Set task >> Each line that follows is to be retyped exactly.

Dataset extract >>
▼▼▼

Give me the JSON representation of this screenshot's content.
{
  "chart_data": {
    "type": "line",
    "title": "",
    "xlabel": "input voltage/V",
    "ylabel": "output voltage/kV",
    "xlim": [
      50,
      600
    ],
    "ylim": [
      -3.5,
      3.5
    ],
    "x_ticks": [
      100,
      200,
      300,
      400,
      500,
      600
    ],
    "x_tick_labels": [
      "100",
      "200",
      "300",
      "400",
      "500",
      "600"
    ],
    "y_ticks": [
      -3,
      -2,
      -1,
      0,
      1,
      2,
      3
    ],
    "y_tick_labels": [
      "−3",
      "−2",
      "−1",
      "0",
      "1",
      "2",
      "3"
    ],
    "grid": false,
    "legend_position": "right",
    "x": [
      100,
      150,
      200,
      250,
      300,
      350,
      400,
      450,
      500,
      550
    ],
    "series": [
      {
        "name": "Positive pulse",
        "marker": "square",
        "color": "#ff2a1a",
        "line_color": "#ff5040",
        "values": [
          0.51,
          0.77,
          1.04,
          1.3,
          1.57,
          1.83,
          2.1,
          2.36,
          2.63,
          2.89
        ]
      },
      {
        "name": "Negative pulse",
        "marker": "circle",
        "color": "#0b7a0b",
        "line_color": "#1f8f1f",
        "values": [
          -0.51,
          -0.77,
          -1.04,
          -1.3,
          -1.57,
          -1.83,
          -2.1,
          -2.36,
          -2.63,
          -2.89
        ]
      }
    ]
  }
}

▲▲▲

Solution for this problem >>
Give me the JSON representation of this screenshot's content.
{
  "chart_data": {
    "type": "line",
    "title": "",
    "xlabel": "input voltage/V",
    "ylabel": "output voltage/kV",
    "xlim": [
      50,
      600
    ],
    "ylim": [
      -3.5,
      3.5
    ],
    "x_ticks": [
      100,
      200,
      300,
      400,
      500,
      600
    ],
    "x_tick_labels": [
      "100",
      "200",
      "300",
      "400",
      "500",
      "600"
    ],
    "y_ticks": [
      -3,
      -2,
      -1,
      0,
      1,
      2,
      3
    ],
    "y_tick_labels": [
      "−3",
      "−2",
      "−1",
      "0",
      "1",
      "2",
      "3"
    ],
    "grid": false,
    "legend_position": "right",
    "x": [
      100,
      150,
      200,
      250,
      300,
      350,
      400,
      450,
      500,
      550
    ],
    "series": [
      {
        "name": "Positive pulse",
        "marker": "square",
        "color": "#ff2a1a",
        "line_color": "#ff5040",
        "values": [
          0.51,
          0.77,
          1.04,
          1.3,
          1.57,
          1.83,
          2.1,
          2.36,
          2.63,
          2.89
        ]
      },
      {
        "name": "Negative pulse",
        "marker": "circle",
        "color": "#0b7a0b",
        "line_color": "#1f8f1f",
        "values": [
          -0.51,
          -0.77,
          -1.04,
          -1.3,
          -1.57,
          -1.83,
          -2.1,
          -2.36,
          -2.63,
          -2.89
        ]
      }
    ]
  }
}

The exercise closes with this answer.